- _Request_
Select, from the material below, each line with "text" in it.

- _Data for processing_
* Begin *

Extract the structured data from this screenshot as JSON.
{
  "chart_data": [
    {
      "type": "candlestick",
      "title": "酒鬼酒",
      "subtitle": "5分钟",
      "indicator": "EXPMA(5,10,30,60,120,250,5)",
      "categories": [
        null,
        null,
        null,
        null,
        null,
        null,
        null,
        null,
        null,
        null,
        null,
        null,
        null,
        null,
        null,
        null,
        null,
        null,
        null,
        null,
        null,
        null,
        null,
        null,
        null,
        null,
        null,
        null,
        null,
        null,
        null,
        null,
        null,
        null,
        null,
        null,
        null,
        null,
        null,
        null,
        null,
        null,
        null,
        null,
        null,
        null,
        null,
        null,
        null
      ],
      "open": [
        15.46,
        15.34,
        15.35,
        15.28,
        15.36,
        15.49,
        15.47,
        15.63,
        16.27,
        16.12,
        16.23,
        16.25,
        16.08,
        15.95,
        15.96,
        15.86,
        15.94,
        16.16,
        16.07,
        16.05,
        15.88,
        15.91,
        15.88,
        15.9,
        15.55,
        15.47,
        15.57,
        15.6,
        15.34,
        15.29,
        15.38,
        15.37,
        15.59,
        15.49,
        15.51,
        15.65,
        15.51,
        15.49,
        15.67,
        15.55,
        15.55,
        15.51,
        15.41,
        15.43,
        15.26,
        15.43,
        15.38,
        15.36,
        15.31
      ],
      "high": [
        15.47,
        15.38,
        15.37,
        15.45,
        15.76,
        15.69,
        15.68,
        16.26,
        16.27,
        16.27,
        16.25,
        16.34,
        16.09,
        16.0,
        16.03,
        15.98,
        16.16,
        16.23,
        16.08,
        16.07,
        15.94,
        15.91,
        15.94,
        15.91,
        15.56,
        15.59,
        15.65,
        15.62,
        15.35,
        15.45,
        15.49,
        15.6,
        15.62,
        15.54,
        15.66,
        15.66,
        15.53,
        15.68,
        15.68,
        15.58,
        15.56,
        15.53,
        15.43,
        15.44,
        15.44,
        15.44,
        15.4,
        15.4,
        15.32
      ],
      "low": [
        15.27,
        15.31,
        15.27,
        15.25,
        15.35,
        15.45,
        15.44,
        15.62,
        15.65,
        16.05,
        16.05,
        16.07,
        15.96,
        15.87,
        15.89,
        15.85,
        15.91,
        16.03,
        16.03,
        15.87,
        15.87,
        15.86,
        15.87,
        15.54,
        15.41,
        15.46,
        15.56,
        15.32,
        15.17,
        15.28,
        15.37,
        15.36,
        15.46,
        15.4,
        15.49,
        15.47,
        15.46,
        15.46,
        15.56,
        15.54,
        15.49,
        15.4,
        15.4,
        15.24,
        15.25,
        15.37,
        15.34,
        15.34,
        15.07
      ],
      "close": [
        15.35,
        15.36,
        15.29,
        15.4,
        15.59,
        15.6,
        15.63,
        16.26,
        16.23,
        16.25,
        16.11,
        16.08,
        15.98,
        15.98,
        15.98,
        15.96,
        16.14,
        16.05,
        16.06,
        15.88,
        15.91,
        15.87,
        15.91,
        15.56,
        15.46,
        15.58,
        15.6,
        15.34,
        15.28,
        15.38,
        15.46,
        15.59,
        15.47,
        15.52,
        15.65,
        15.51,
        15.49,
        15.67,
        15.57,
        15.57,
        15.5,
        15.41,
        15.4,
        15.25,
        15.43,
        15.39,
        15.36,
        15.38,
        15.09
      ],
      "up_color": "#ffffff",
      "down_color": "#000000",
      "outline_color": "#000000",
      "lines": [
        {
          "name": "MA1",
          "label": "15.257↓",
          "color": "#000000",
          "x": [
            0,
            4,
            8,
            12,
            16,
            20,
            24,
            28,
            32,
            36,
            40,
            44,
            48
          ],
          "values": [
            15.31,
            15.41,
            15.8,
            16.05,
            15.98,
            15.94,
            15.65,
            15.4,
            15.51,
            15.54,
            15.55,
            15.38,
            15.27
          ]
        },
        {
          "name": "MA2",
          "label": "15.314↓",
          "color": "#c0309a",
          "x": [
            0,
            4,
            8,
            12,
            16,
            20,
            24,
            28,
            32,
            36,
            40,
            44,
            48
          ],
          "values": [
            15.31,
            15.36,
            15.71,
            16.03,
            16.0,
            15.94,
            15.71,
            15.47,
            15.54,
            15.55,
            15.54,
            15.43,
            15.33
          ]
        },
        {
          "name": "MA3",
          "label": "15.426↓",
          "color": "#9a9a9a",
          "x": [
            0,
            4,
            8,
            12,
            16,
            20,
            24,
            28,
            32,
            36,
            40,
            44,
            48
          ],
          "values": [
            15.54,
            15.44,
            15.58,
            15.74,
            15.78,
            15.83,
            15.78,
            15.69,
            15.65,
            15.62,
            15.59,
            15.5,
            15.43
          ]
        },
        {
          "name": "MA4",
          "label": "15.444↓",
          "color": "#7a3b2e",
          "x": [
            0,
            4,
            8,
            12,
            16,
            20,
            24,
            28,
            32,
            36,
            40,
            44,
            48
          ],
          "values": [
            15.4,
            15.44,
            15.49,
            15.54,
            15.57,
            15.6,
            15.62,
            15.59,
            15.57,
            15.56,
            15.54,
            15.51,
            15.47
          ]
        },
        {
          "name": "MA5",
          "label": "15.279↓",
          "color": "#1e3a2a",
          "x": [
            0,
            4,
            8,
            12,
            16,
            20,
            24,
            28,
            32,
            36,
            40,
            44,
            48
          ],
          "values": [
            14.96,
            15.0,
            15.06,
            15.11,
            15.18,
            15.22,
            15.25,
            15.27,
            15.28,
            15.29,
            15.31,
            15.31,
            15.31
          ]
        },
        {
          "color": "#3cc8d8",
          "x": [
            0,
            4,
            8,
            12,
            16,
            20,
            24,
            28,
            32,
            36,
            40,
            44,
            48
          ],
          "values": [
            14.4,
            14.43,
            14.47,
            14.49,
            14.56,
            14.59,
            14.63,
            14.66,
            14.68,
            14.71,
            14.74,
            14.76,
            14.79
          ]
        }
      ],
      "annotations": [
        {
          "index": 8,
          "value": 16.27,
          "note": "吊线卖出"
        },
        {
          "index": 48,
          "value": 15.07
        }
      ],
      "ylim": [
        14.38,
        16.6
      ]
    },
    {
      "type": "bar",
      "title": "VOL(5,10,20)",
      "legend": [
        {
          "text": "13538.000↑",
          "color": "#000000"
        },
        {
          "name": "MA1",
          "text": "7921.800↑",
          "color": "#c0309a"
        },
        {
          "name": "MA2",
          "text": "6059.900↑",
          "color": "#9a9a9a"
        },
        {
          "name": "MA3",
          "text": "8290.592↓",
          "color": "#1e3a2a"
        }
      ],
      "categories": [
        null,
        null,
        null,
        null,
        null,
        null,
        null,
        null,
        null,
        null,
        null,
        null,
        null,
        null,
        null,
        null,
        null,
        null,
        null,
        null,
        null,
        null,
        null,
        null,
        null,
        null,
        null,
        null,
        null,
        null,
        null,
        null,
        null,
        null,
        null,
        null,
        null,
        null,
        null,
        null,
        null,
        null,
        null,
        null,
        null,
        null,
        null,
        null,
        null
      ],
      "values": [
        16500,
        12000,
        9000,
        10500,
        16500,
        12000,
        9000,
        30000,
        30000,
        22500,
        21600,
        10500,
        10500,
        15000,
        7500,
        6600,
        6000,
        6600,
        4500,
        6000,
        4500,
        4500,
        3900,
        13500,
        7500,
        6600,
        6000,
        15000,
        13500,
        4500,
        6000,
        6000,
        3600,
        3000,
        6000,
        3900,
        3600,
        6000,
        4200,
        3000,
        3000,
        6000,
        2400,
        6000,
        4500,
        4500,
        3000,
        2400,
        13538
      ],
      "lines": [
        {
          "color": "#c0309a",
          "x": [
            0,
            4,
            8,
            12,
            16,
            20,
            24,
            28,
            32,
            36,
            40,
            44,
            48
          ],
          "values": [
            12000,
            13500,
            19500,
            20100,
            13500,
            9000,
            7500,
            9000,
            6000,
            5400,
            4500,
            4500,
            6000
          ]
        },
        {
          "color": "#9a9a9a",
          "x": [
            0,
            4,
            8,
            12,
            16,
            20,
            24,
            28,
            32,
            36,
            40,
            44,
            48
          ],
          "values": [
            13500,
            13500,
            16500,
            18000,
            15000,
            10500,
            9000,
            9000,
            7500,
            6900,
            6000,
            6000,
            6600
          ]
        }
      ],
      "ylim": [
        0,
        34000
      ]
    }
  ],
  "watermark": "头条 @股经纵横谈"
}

* End *

- _Full response_
          "text": "13538.000↑",
          "text": "7921.800↑",
          "text": "6059.900↑",
          "text": "8290.592↓",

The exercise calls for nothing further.